[Data listing]

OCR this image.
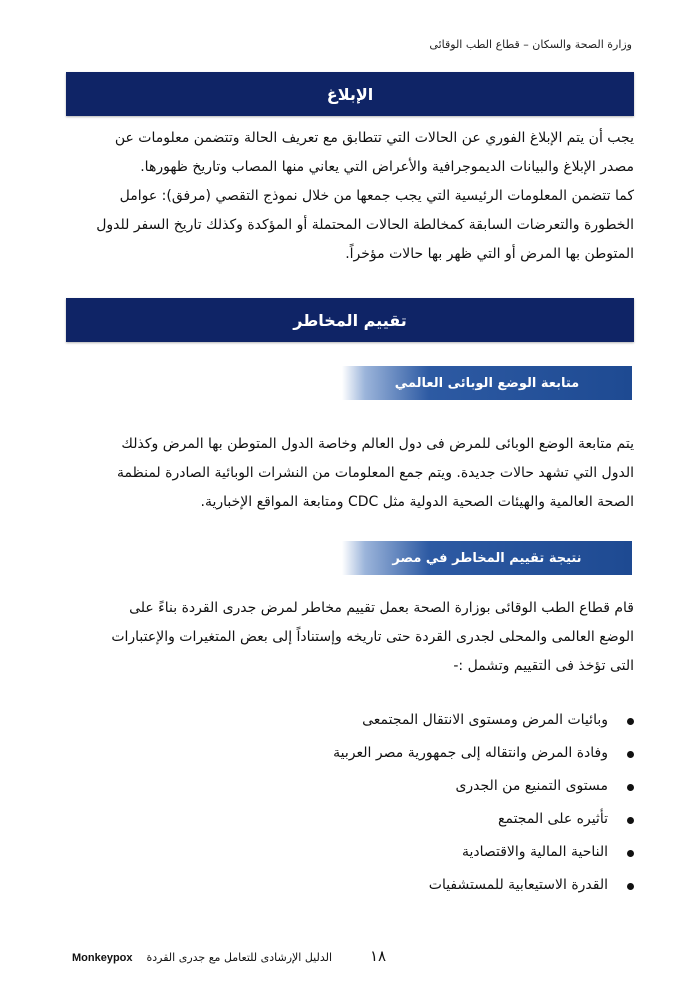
وزارة الصحة والسكان – قطاع الطب الوقائى
الإبلاغ

يجب أن يتم الإبلاغ الفوري عن الحالات التي تتطابق مع تعريف الحالة وتتضمن معلومات عن

مصدر الإبلاغ والبيانات الديموجرافية والأعراض التي يعاني منها المصاب وتاريخ ظهورها.

كما تتضمن المعلومات الرئيسية التي يجب جمعها من خلال نموذج التقصي (مرفق): عوامل

الخطورة والتعرضات السابقة كمخالطة الحالات المحتملة أو المؤكدة وكذلك تاريخ السفر للدول

المتوطن بها المرض أو التي ظهر بها حالات مؤخراً.

تقييم المخاطر
متابعة الوضع الوبائى العالمي

يتم متابعة الوضع الوبائى للمرض فى دول العالم وخاصة الدول المتوطن بها المرض وكذلك

الدول التي تشهد حالات جديدة. ويتم جمع المعلومات من النشرات الوبائية الصادرة لمنظمة

الصحة العالمية والهيئات الصحية الدولية مثل CDC ومتابعة المواقع الإخبارية.

نتيجة تقييم المخاطر في مصر

قام قطاع الطب الوقائى بوزارة الصحة بعمل تقييم مخاطر لمرض جدرى القردة بناءً على

الوضع العالمى والمحلى لجدرى القردة حتى تاريخه وإستناداً إلى بعض المتغيرات والإعتبارات

التى تؤخذ فى التقييم وتشمل :-

وبائيات المرض ومستوى الانتقال المجتمعى
وفادة المرض وانتقاله إلى جمهورية مصر العربية
مستوى التمنيع من الجدرى
تأثيره على المجتمع
الناحية المالية والاقتصادية
القدرة الاستيعابية للمستشفيات
Monkeypox الدليل الإرشادى للتعامل مع جدرى القردة	١٨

**EXERCISE DETAILS**
All of the material above is to be copied exactly, except for its images.

**PROBLEM SOLUTION**
OCR this image.
وزارة الصحة والسكان – قطاع الطب الوقائى
الإبلاغ

يجب أن يتم الإبلاغ الفوري عن الحالات التي تتطابق مع تعريف الحالة وتتضمن معلومات عن

مصدر الإبلاغ والبيانات الديموجرافية والأعراض التي يعاني منها المصاب وتاريخ ظهورها.

كما تتضمن المعلومات الرئيسية التي يجب جمعها من خلال نموذج التقصي (مرفق): عوامل

الخطورة والتعرضات السابقة كمخالطة الحالات المحتملة أو المؤكدة وكذلك تاريخ السفر للدول

المتوطن بها المرض أو التي ظهر بها حالات مؤخراً.

تقييم المخاطر
متابعة الوضع الوبائى العالمي

يتم متابعة الوضع الوبائى للمرض فى دول العالم وخاصة الدول المتوطن بها المرض وكذلك

الدول التي تشهد حالات جديدة. ويتم جمع المعلومات من النشرات الوبائية الصادرة لمنظمة

الصحة العالمية والهيئات الصحية الدولية مثل CDC ومتابعة المواقع الإخبارية.

نتيجة تقييم المخاطر في مصر

قام قطاع الطب الوقائى بوزارة الصحة بعمل تقييم مخاطر لمرض جدرى القردة بناءً على

الوضع العالمى والمحلى لجدرى القردة حتى تاريخه وإستناداً إلى بعض المتغيرات والإعتبارات

التى تؤخذ فى التقييم وتشمل :-

وبائيات المرض ومستوى الانتقال المجتمعى
وفادة المرض وانتقاله إلى جمهورية مصر العربية
مستوى التمنيع من الجدرى
تأثيره على المجتمع
الناحية المالية والاقتصادية
القدرة الاستيعابية للمستشفيات
Monkeypox الدليل الإرشادى للتعامل مع جدرى القردة	١٨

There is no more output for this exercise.